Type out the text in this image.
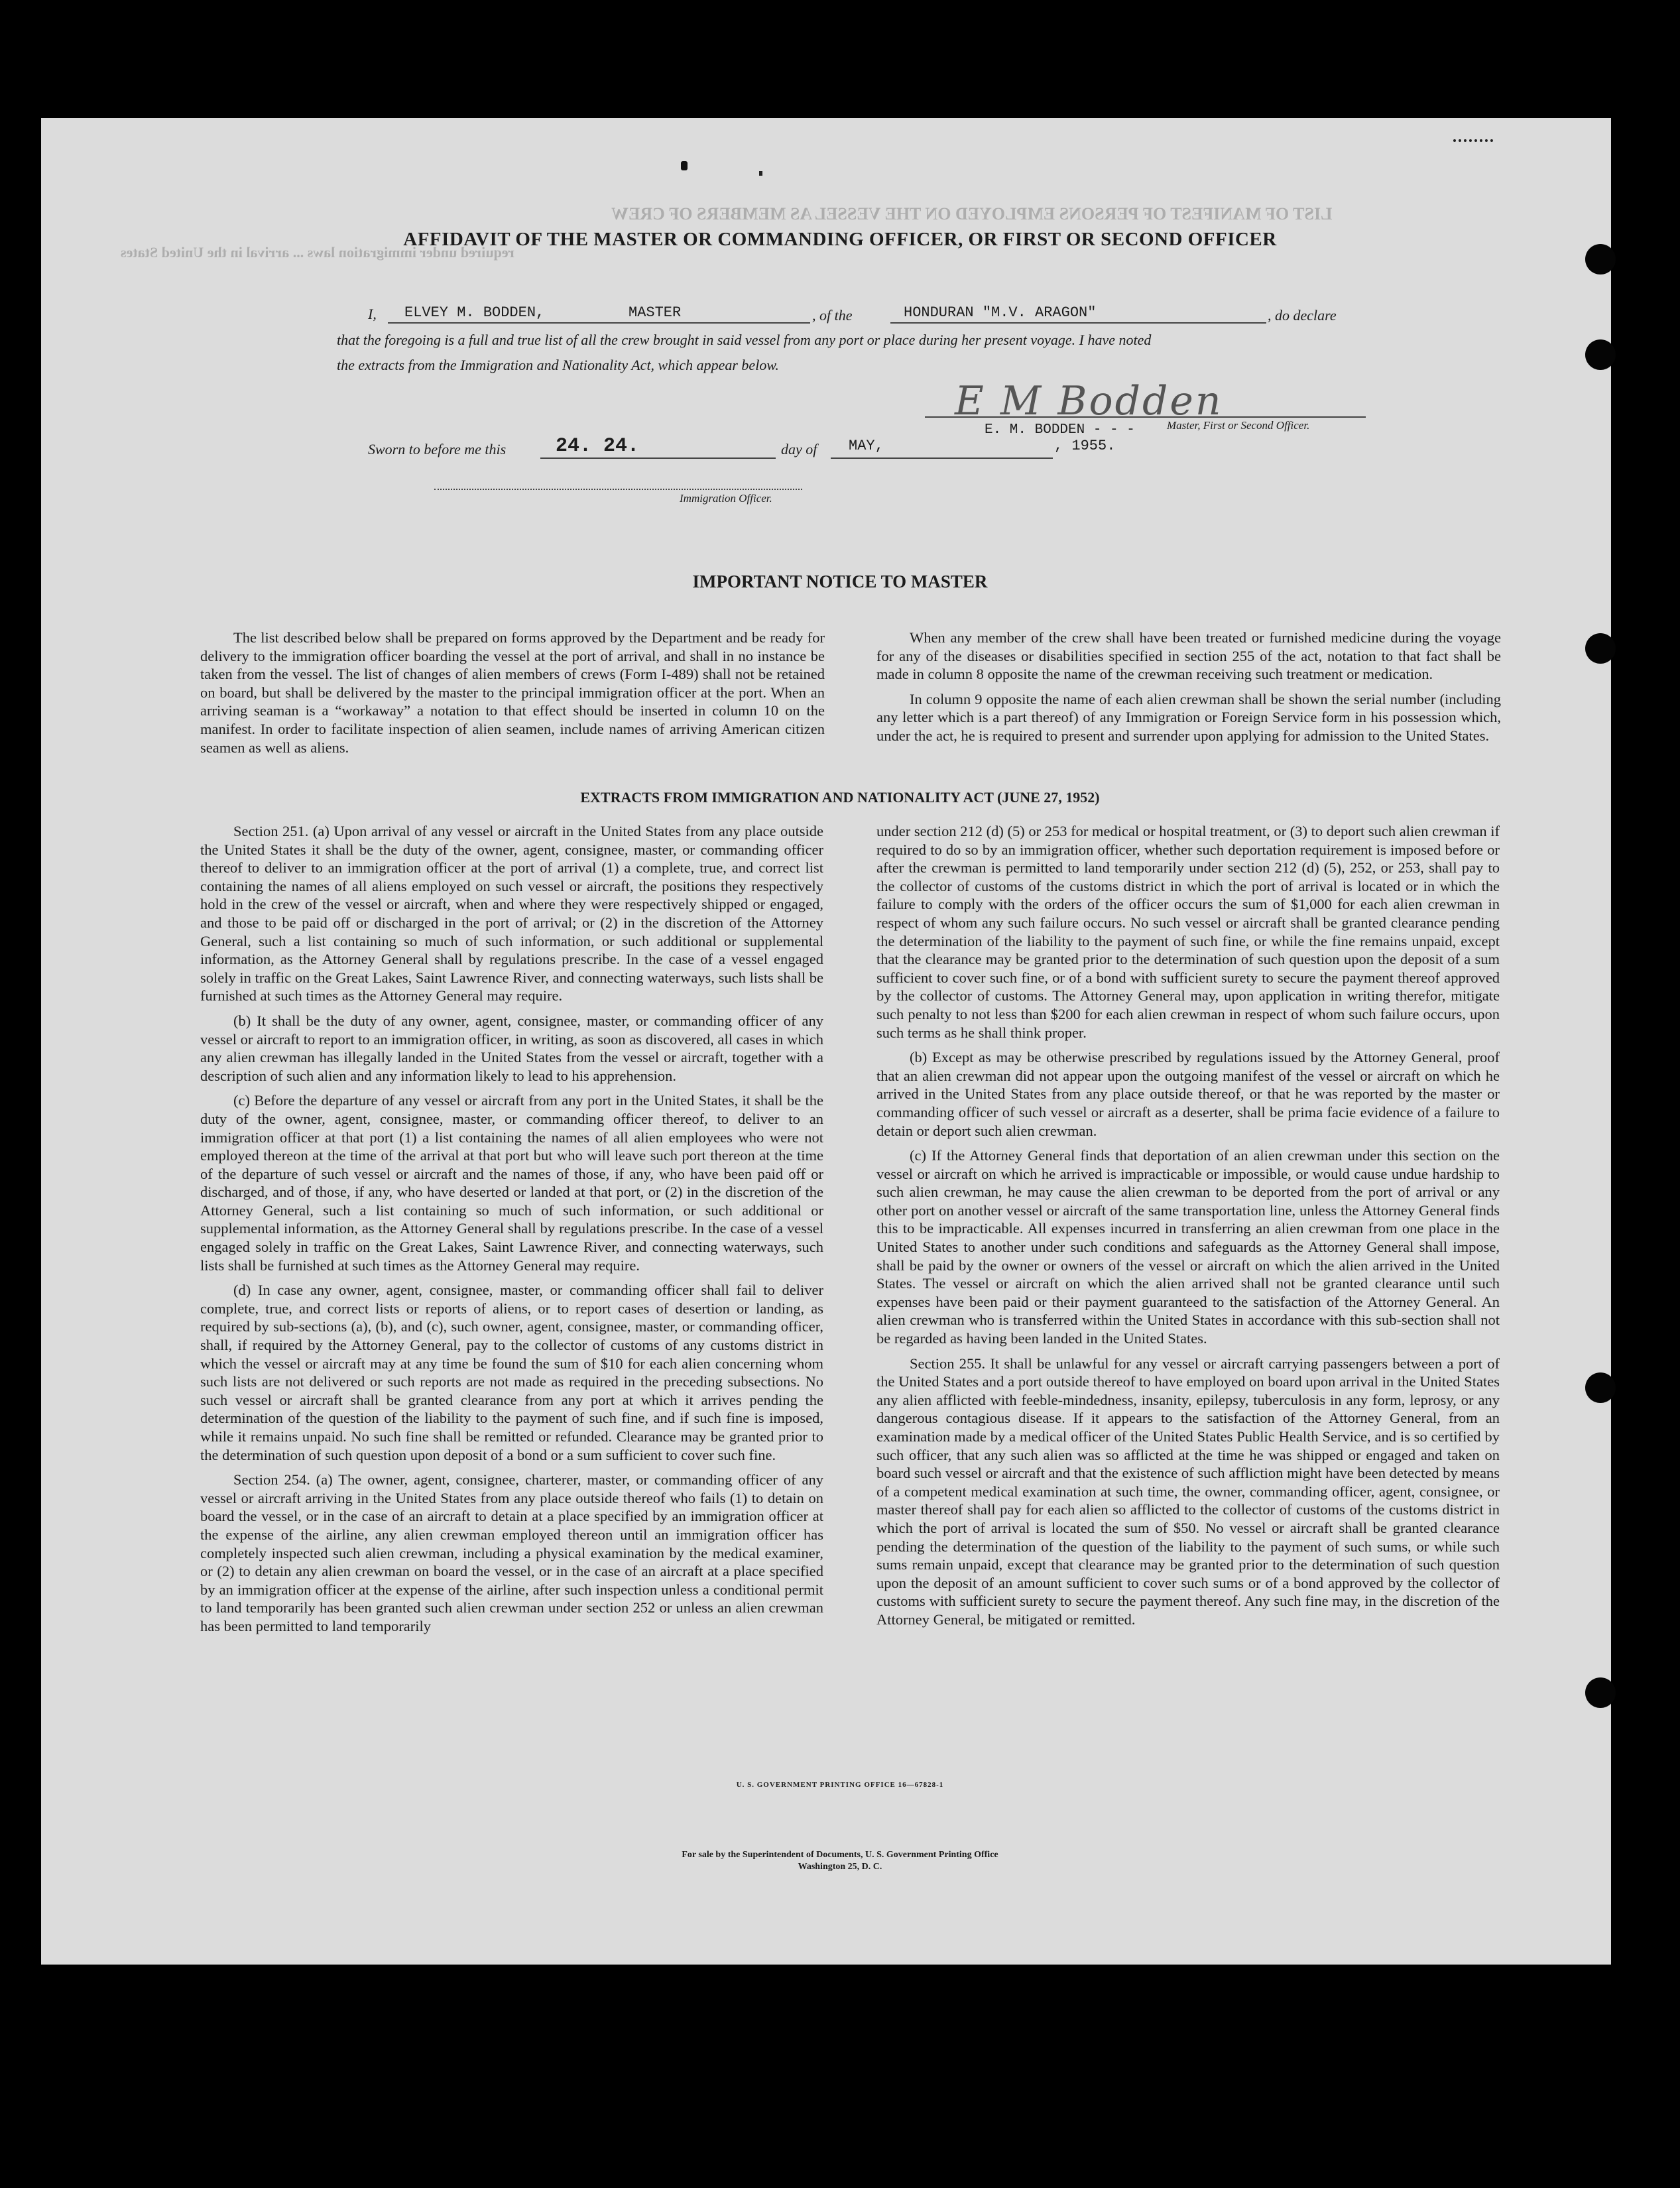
LIST OF MANIFEST OF PERSONS EMPLOYED ON THE VESSEL AS MEMBERS OF CREW
required under immigration laws ... arrival in the United States
AFFIDAVIT OF THE MASTER OR COMMANDING OFFICER, OR FIRST OR SECOND OFFICER
I, ELVEY M. BODDEN,	MASTER	, of the	HONDURAN "M.V. ARAGON"	, do declare
that the foregoing is a full and true list of all the crew brought in said vessel from any port or place during her present voyage. I have noted
the extracts from the Immigration and Nationality Act, which appear below.
E M Bodden
E. M. BODDEN - - -	Master, First or Second Officer.
Sworn to before me this 24. 24.	day of MAY,	, 1955.
Immigration Officer.
IMPORTANT NOTICE TO MASTER

The list described below shall be prepared on forms approved by the Department and be ready for delivery to the immigration officer boarding the vessel at the port of arrival, and shall in no instance be taken from the vessel. The list of changes of alien members of crews (Form I-489) shall not be retained on board, but shall be delivered by the master to the principal immigration officer at the port. When an arriving seaman is a “workaway” a notation to that effect should be inserted in column 10 on the manifest. In order to facilitate inspection of alien seamen, include names of arriving American citizen seamen as well as aliens.

When any member of the crew shall have been treated or furnished medicine during the voyage for any of the diseases or disabilities specified in section 255 of the act, notation to that fact shall be made in column 8 opposite the name of the crewman receiving such treatment or medication.

In column 9 opposite the name of each alien crewman shall be shown the serial number (including any letter which is a part thereof) of any Immigration or Foreign Service form in his possession which, under the act, he is required to present and surrender upon applying for admission to the United States.

EXTRACTS FROM IMMIGRATION AND NATIONALITY ACT (JUNE 27, 1952)

Section 251. (a) Upon arrival of any vessel or aircraft in the United States from any place outside the United States it shall be the duty of the owner, agent, consignee, master, or commanding officer thereof to deliver to an immigration officer at the port of arrival (1) a complete, true, and correct list containing the names of all aliens employed on such vessel or aircraft, the positions they respectively hold in the crew of the vessel or aircraft, when and where they were respectively shipped or engaged, and those to be paid off or discharged in the port of arrival; or (2) in the discretion of the Attorney General, such a list containing so much of such information, or such additional or supplemental information, as the Attorney General shall by regulations prescribe. In the case of a vessel engaged solely in traffic on the Great Lakes, Saint Lawrence River, and connecting waterways, such lists shall be furnished at such times as the Attorney General may require.

(b) It shall be the duty of any owner, agent, consignee, master, or commanding officer of any vessel or aircraft to report to an immigration officer, in writing, as soon as discovered, all cases in which any alien crewman has illegally landed in the United States from the vessel or aircraft, together with a description of such alien and any information likely to lead to his apprehension.

(c) Before the departure of any vessel or aircraft from any port in the United States, it shall be the duty of the owner, agent, consignee, master, or commanding officer thereof, to deliver to an immigration officer at that port (1) a list containing the names of all alien employees who were not employed thereon at the time of the arrival at that port but who will leave such port thereon at the time of the departure of such vessel or aircraft and the names of those, if any, who have been paid off or discharged, and of those, if any, who have deserted or landed at that port, or (2) in the discretion of the Attorney General, such a list containing so much of such information, or such additional or supplemental information, as the Attorney General shall by regulations prescribe. In the case of a vessel engaged solely in traffic on the Great Lakes, Saint Lawrence River, and connecting waterways, such lists shall be furnished at such times as the Attorney General may require.

(d) In case any owner, agent, consignee, master, or commanding officer shall fail to deliver complete, true, and correct lists or reports of aliens, or to report cases of desertion or landing, as required by sub-sections (a), (b), and (c), such owner, agent, consignee, master, or commanding officer, shall, if required by the Attorney General, pay to the collector of customs of any customs district in which the vessel or aircraft may at any time be found the sum of $10 for each alien concerning whom such lists are not delivered or such reports are not made as required in the preceding subsections. No such vessel or aircraft shall be granted clearance from any port at which it arrives pending the determination of the question of the liability to the payment of such fine, and if such fine is imposed, while it remains unpaid. No such fine shall be remitted or refunded. Clearance may be granted prior to the determination of such question upon deposit of a bond or a sum sufficient to cover such fine.

Section 254. (a) The owner, agent, consignee, charterer, master, or commanding officer of any vessel or aircraft arriving in the United States from any place outside thereof who fails (1) to detain on board the vessel, or in the case of an aircraft to detain at a place specified by an immigration officer at the expense of the airline, any alien crewman employed thereon until an immigration officer has completely inspected such alien crewman, including a physical examination by the medical examiner, or (2) to detain any alien crewman on board the vessel, or in the case of an aircraft at a place specified by an immigration officer at the expense of the airline, after such inspection unless a conditional permit to land temporarily has been granted such alien crewman under section 252 or unless an alien crewman has been permitted to land temporarily

under section 212 (d) (5) or 253 for medical or hospital treatment, or (3) to deport such alien crewman if required to do so by an immigration officer, whether such deportation requirement is imposed before or after the crewman is permitted to land temporarily under section 212 (d) (5), 252, or 253, shall pay to the collector of customs of the customs district in which the port of arrival is located or in which the failure to comply with the orders of the officer occurs the sum of $1,000 for each alien crewman in respect of whom any such failure occurs. No such vessel or aircraft shall be granted clearance pending the determination of the liability to the payment of such fine, or while the fine remains unpaid, except that the clearance may be granted prior to the determination of such question upon the deposit of a sum sufficient to cover such fine, or of a bond with sufficient surety to secure the payment thereof approved by the collector of customs. The Attorney General may, upon application in writing therefor, mitigate such penalty to not less than $200 for each alien crewman in respect of whom such failure occurs, upon such terms as he shall think proper.

(b) Except as may be otherwise prescribed by regulations issued by the Attorney General, proof that an alien crewman did not appear upon the outgoing manifest of the vessel or aircraft on which he arrived in the United States from any place outside thereof, or that he was reported by the master or commanding officer of such vessel or aircraft as a deserter, shall be prima facie evidence of a failure to detain or deport such alien crewman.

(c) If the Attorney General finds that deportation of an alien crewman under this section on the vessel or aircraft on which he arrived is impracticable or impossible, or would cause undue hardship to such alien crewman, he may cause the alien crewman to be deported from the port of arrival or any other port on another vessel or aircraft of the same transportation line, unless the Attorney General finds this to be impracticable. All expenses incurred in transferring an alien crewman from one place in the United States to another under such conditions and safeguards as the Attorney General shall impose, shall be paid by the owner or owners of the vessel or aircraft on which the alien arrived in the United States. The vessel or aircraft on which the alien arrived shall not be granted clearance until such expenses have been paid or their payment guaranteed to the satisfaction of the Attorney General. An alien crewman who is transferred within the United States in accordance with this sub-section shall not be regarded as having been landed in the United States.

Section 255. It shall be unlawful for any vessel or aircraft carrying passengers between a port of the United States and a port outside thereof to have employed on board upon arrival in the United States any alien afflicted with feeble-mindedness, insanity, epilepsy, tuberculosis in any form, leprosy, or any dangerous contagious disease. If it appears to the satisfaction of the Attorney General, from an examination made by a medical officer of the United States Public Health Service, and is so certified by such officer, that any such alien was so afflicted at the time he was shipped or engaged and taken on board such vessel or aircraft and that the existence of such affliction might have been detected by means of a competent medical examination at such time, the owner, commanding officer, agent, consignee, or master thereof shall pay for each alien so afflicted to the collector of customs of the customs district in which the port of arrival is located the sum of $50. No vessel or aircraft shall be granted clearance pending the determination of the question of the liability to the payment of such sums, or while such sums remain unpaid, except that clearance may be granted prior to the determination of such question upon the deposit of an amount sufficient to cover such sums or of a bond approved by the collector of customs with sufficient surety to secure the payment thereof. Any such fine may, in the discretion of the Attorney General, be mitigated or remitted.

U. S. GOVERNMENT PRINTING OFFICE 16—67828-1
For sale by the Superintendent of Documents, U. S. Government Printing Office
Washington 25, D. C.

- Your task -
Print the listing above in full, exactly as written. Omit any pictures.

- Task answer -
Type out the text in this image.
LIST OF MANIFEST OF PERSONS EMPLOYED ON THE VESSEL AS MEMBERS OF CREW
required under immigration laws ... arrival in the United States
AFFIDAVIT OF THE MASTER OR COMMANDING OFFICER, OR FIRST OR SECOND OFFICER
I, ELVEY M. BODDEN,	MASTER	, of the	HONDURAN "M.V. ARAGON"	, do declare
that the foregoing is a full and true list of all the crew brought in said vessel from any port or place during her present voyage. I have noted
the extracts from the Immigration and Nationality Act, which appear below.
E M Bodden
E. M. BODDEN - - -	Master, First or Second Officer.
Sworn to before me this 24. 24.	day of MAY,	, 1955.
Immigration Officer.
IMPORTANT NOTICE TO MASTER

The list described below shall be prepared on forms approved by the Department and be ready for delivery to the immigration officer boarding the vessel at the port of arrival, and shall in no instance be taken from the vessel. The list of changes of alien members of crews (Form I-489) shall not be retained on board, but shall be delivered by the master to the principal immigration officer at the port. When an arriving seaman is a “workaway” a notation to that effect should be inserted in column 10 on the manifest. In order to facilitate inspection of alien seamen, include names of arriving American citizen seamen as well as aliens.

When any member of the crew shall have been treated or furnished medicine during the voyage for any of the diseases or disabilities specified in section 255 of the act, notation to that fact shall be made in column 8 opposite the name of the crewman receiving such treatment or medication.

In column 9 opposite the name of each alien crewman shall be shown the serial number (including any letter which is a part thereof) of any Immigration or Foreign Service form in his possession which, under the act, he is required to present and surrender upon applying for admission to the United States.

EXTRACTS FROM IMMIGRATION AND NATIONALITY ACT (JUNE 27, 1952)

Section 251. (a) Upon arrival of any vessel or aircraft in the United States from any place outside the United States it shall be the duty of the owner, agent, consignee, master, or commanding officer thereof to deliver to an immigration officer at the port of arrival (1) a complete, true, and correct list containing the names of all aliens employed on such vessel or aircraft, the positions they respectively hold in the crew of the vessel or aircraft, when and where they were respectively shipped or engaged, and those to be paid off or discharged in the port of arrival; or (2) in the discretion of the Attorney General, such a list containing so much of such information, or such additional or supplemental information, as the Attorney General shall by regulations prescribe. In the case of a vessel engaged solely in traffic on the Great Lakes, Saint Lawrence River, and connecting waterways, such lists shall be furnished at such times as the Attorney General may require.

(b) It shall be the duty of any owner, agent, consignee, master, or commanding officer of any vessel or aircraft to report to an immigration officer, in writing, as soon as discovered, all cases in which any alien crewman has illegally landed in the United States from the vessel or aircraft, together with a description of such alien and any information likely to lead to his apprehension.

(c) Before the departure of any vessel or aircraft from any port in the United States, it shall be the duty of the owner, agent, consignee, master, or commanding officer thereof, to deliver to an immigration officer at that port (1) a list containing the names of all alien employees who were not employed thereon at the time of the arrival at that port but who will leave such port thereon at the time of the departure of such vessel or aircraft and the names of those, if any, who have been paid off or discharged, and of those, if any, who have deserted or landed at that port, or (2) in the discretion of the Attorney General, such a list containing so much of such information, or such additional or supplemental information, as the Attorney General shall by regulations prescribe. In the case of a vessel engaged solely in traffic on the Great Lakes, Saint Lawrence River, and connecting waterways, such lists shall be furnished at such times as the Attorney General may require.

(d) In case any owner, agent, consignee, master, or commanding officer shall fail to deliver complete, true, and correct lists or reports of aliens, or to report cases of desertion or landing, as required by sub-sections (a), (b), and (c), such owner, agent, consignee, master, or commanding officer, shall, if required by the Attorney General, pay to the collector of customs of any customs district in which the vessel or aircraft may at any time be found the sum of $10 for each alien concerning whom such lists are not delivered or such reports are not made as required in the preceding subsections. No such vessel or aircraft shall be granted clearance from any port at which it arrives pending the determination of the question of the liability to the payment of such fine, and if such fine is imposed, while it remains unpaid. No such fine shall be remitted or refunded. Clearance may be granted prior to the determination of such question upon deposit of a bond or a sum sufficient to cover such fine.

Section 254. (a) The owner, agent, consignee, charterer, master, or commanding officer of any vessel or aircraft arriving in the United States from any place outside thereof who fails (1) to detain on board the vessel, or in the case of an aircraft to detain at a place specified by an immigration officer at the expense of the airline, any alien crewman employed thereon until an immigration officer has completely inspected such alien crewman, including a physical examination by the medical examiner, or (2) to detain any alien crewman on board the vessel, or in the case of an aircraft at a place specified by an immigration officer at the expense of the airline, after such inspection unless a conditional permit to land temporarily has been granted such alien crewman under section 252 or unless an alien crewman has been permitted to land temporarily

under section 212 (d) (5) or 253 for medical or hospital treatment, or (3) to deport such alien crewman if required to do so by an immigration officer, whether such deportation requirement is imposed before or after the crewman is permitted to land temporarily under section 212 (d) (5), 252, or 253, shall pay to the collector of customs of the customs district in which the port of arrival is located or in which the failure to comply with the orders of the officer occurs the sum of $1,000 for each alien crewman in respect of whom any such failure occurs. No such vessel or aircraft shall be granted clearance pending the determination of the liability to the payment of such fine, or while the fine remains unpaid, except that the clearance may be granted prior to the determination of such question upon the deposit of a sum sufficient to cover such fine, or of a bond with sufficient surety to secure the payment thereof approved by the collector of customs. The Attorney General may, upon application in writing therefor, mitigate such penalty to not less than $200 for each alien crewman in respect of whom such failure occurs, upon such terms as he shall think proper.

(b) Except as may be otherwise prescribed by regulations issued by the Attorney General, proof that an alien crewman did not appear upon the outgoing manifest of the vessel or aircraft on which he arrived in the United States from any place outside thereof, or that he was reported by the master or commanding officer of such vessel or aircraft as a deserter, shall be prima facie evidence of a failure to detain or deport such alien crewman.

(c) If the Attorney General finds that deportation of an alien crewman under this section on the vessel or aircraft on which he arrived is impracticable or impossible, or would cause undue hardship to such alien crewman, he may cause the alien crewman to be deported from the port of arrival or any other port on another vessel or aircraft of the same transportation line, unless the Attorney General finds this to be impracticable. All expenses incurred in transferring an alien crewman from one place in the United States to another under such conditions and safeguards as the Attorney General shall impose, shall be paid by the owner or owners of the vessel or aircraft on which the alien arrived in the United States. The vessel or aircraft on which the alien arrived shall not be granted clearance until such expenses have been paid or their payment guaranteed to the satisfaction of the Attorney General. An alien crewman who is transferred within the United States in accordance with this sub-section shall not be regarded as having been landed in the United States.

Section 255. It shall be unlawful for any vessel or aircraft carrying passengers between a port of the United States and a port outside thereof to have employed on board upon arrival in the United States any alien afflicted with feeble-mindedness, insanity, epilepsy, tuberculosis in any form, leprosy, or any dangerous contagious disease. If it appears to the satisfaction of the Attorney General, from an examination made by a medical officer of the United States Public Health Service, and is so certified by such officer, that any such alien was so afflicted at the time he was shipped or engaged and taken on board such vessel or aircraft and that the existence of such affliction might have been detected by means of a competent medical examination at such time, the owner, commanding officer, agent, consignee, or master thereof shall pay for each alien so afflicted to the collector of customs of the customs district in which the port of arrival is located the sum of $50. No vessel or aircraft shall be granted clearance pending the determination of the question of the liability to the payment of such sums, or while such sums remain unpaid, except that clearance may be granted prior to the determination of such question upon the deposit of an amount sufficient to cover such sums or of a bond approved by the collector of customs with sufficient surety to secure the payment thereof. Any such fine may, in the discretion of the Attorney General, be mitigated or remitted.

U. S. GOVERNMENT PRINTING OFFICE 16—67828-1
For sale by the Superintendent of Documents, U. S. Government Printing Office
Washington 25, D. C.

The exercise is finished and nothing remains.